* [Stored data]

[BEGIN]

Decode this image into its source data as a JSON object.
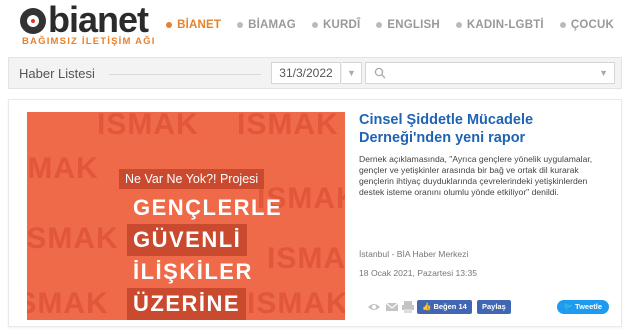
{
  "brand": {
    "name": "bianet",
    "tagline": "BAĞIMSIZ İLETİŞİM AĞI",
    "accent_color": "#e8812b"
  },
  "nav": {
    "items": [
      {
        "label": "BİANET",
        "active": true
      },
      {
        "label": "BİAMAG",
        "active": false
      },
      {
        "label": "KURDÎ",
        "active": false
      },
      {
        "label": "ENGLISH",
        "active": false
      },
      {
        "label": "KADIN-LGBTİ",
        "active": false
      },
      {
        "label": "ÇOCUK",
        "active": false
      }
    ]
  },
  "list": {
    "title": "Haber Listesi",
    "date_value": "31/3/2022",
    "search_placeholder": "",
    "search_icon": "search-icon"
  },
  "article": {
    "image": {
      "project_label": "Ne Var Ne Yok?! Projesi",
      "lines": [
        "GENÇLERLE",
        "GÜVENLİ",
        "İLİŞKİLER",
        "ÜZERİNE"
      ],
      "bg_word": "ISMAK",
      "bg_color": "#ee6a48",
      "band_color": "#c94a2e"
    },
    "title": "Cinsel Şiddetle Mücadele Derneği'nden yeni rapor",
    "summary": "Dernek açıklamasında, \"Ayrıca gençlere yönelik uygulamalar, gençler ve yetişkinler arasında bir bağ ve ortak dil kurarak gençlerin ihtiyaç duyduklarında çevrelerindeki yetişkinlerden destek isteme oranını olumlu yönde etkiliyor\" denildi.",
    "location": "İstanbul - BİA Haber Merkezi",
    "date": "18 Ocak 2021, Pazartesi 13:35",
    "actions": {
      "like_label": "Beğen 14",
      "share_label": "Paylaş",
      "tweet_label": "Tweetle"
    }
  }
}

[END]

* [Written problem] Output each line exactly; omit every picture.

* [Answer in full]
Decode this image into its source data as a JSON object.
{
  "brand": {
    "name": "bianet",
    "tagline": "BAĞIMSIZ İLETİŞİM AĞI",
    "accent_color": "#e8812b"
  },
  "nav": {
    "items": [
      {
        "label": "BİANET",
        "active": true
      },
      {
        "label": "BİAMAG",
        "active": false
      },
      {
        "label": "KURDÎ",
        "active": false
      },
      {
        "label": "ENGLISH",
        "active": false
      },
      {
        "label": "KADIN-LGBTİ",
        "active": false
      },
      {
        "label": "ÇOCUK",
        "active": false
      }
    ]
  },
  "list": {
    "title": "Haber Listesi",
    "date_value": "31/3/2022",
    "search_placeholder": "",
    "search_icon": "search-icon"
  },
  "article": {
    "image": {
      "project_label": "Ne Var Ne Yok?! Projesi",
      "lines": [
        "GENÇLERLE",
        "GÜVENLİ",
        "İLİŞKİLER",
        "ÜZERİNE"
      ],
      "bg_word": "ISMAK",
      "bg_color": "#ee6a48",
      "band_color": "#c94a2e"
    },
    "title": "Cinsel Şiddetle Mücadele Derneği'nden yeni rapor",
    "summary": "Dernek açıklamasında, \"Ayrıca gençlere yönelik uygulamalar, gençler ve yetişkinler arasında bir bağ ve ortak dil kurarak gençlerin ihtiyaç duyduklarında çevrelerindeki yetişkinlerden destek isteme oranını olumlu yönde etkiliyor\" denildi.",
    "location": "İstanbul - BİA Haber Merkezi",
    "date": "18 Ocak 2021, Pazartesi 13:35",
    "actions": {
      "like_label": "Beğen 14",
      "share_label": "Paylaş",
      "tweet_label": "Tweetle"
    }
  }
}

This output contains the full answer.